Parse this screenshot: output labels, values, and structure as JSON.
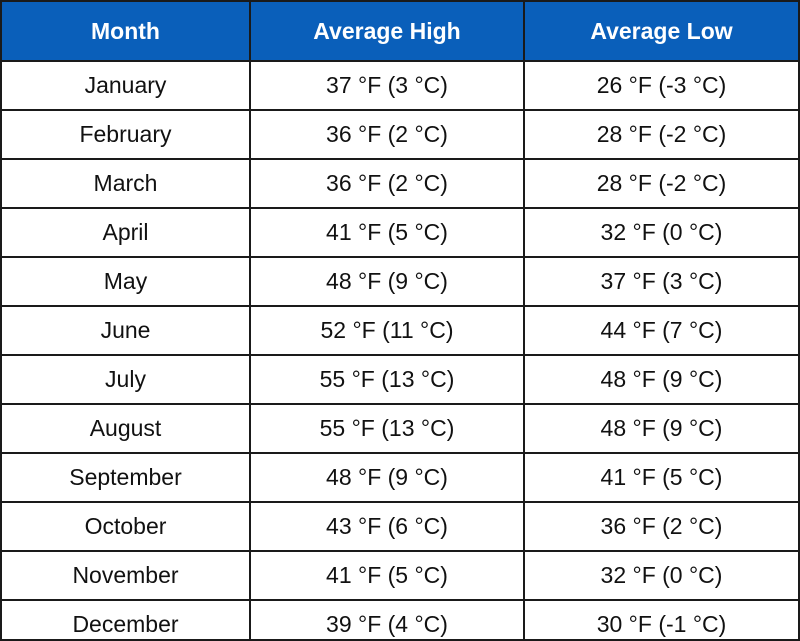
{
  "table": {
    "headers": [
      "Month",
      "Average High",
      "Average Low"
    ],
    "header_bg": "#0a5fba",
    "rows": [
      [
        "January",
        "37 °F (3 °C)",
        "26 °F (-3 °C)"
      ],
      [
        "February",
        "36 °F (2 °C)",
        "28 °F (-2 °C)"
      ],
      [
        "March",
        "36 °F (2 °C)",
        "28 °F (-2 °C)"
      ],
      [
        "April",
        "41 °F (5 °C)",
        "32 °F (0 °C)"
      ],
      [
        "May",
        "48 °F (9 °C)",
        "37 °F (3 °C)"
      ],
      [
        "June",
        "52 °F (11 °C)",
        "44 °F (7 °C)"
      ],
      [
        "July",
        "55 °F (13 °C)",
        "48 °F (9 °C)"
      ],
      [
        "August",
        "55 °F (13 °C)",
        "48 °F (9 °C)"
      ],
      [
        "September",
        "48 °F (9 °C)",
        "41 °F (5 °C)"
      ],
      [
        "October",
        "43 °F (6 °C)",
        "36 °F (2 °C)"
      ],
      [
        "November",
        "41 °F (5 °C)",
        "32 °F (0 °C)"
      ],
      [
        "December",
        "39 °F (4 °C)",
        "30 °F (-1 °C)"
      ]
    ]
  }
}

SHORT EXERCISE:
With the pictures omitted, reproduce the records in full and exactly.

TASK RESULT:
Parse this screenshot: output labels, values, and structure as JSON.
{
  "table": {
    "headers": [
      "Month",
      "Average High",
      "Average Low"
    ],
    "header_bg": "#0a5fba",
    "rows": [
      [
        "January",
        "37 °F (3 °C)",
        "26 °F (-3 °C)"
      ],
      [
        "February",
        "36 °F (2 °C)",
        "28 °F (-2 °C)"
      ],
      [
        "March",
        "36 °F (2 °C)",
        "28 °F (-2 °C)"
      ],
      [
        "April",
        "41 °F (5 °C)",
        "32 °F (0 °C)"
      ],
      [
        "May",
        "48 °F (9 °C)",
        "37 °F (3 °C)"
      ],
      [
        "June",
        "52 °F (11 °C)",
        "44 °F (7 °C)"
      ],
      [
        "July",
        "55 °F (13 °C)",
        "48 °F (9 °C)"
      ],
      [
        "August",
        "55 °F (13 °C)",
        "48 °F (9 °C)"
      ],
      [
        "September",
        "48 °F (9 °C)",
        "41 °F (5 °C)"
      ],
      [
        "October",
        "43 °F (6 °C)",
        "36 °F (2 °C)"
      ],
      [
        "November",
        "41 °F (5 °C)",
        "32 °F (0 °C)"
      ],
      [
        "December",
        "39 °F (4 °C)",
        "30 °F (-1 °C)"
      ]
    ]
  }
}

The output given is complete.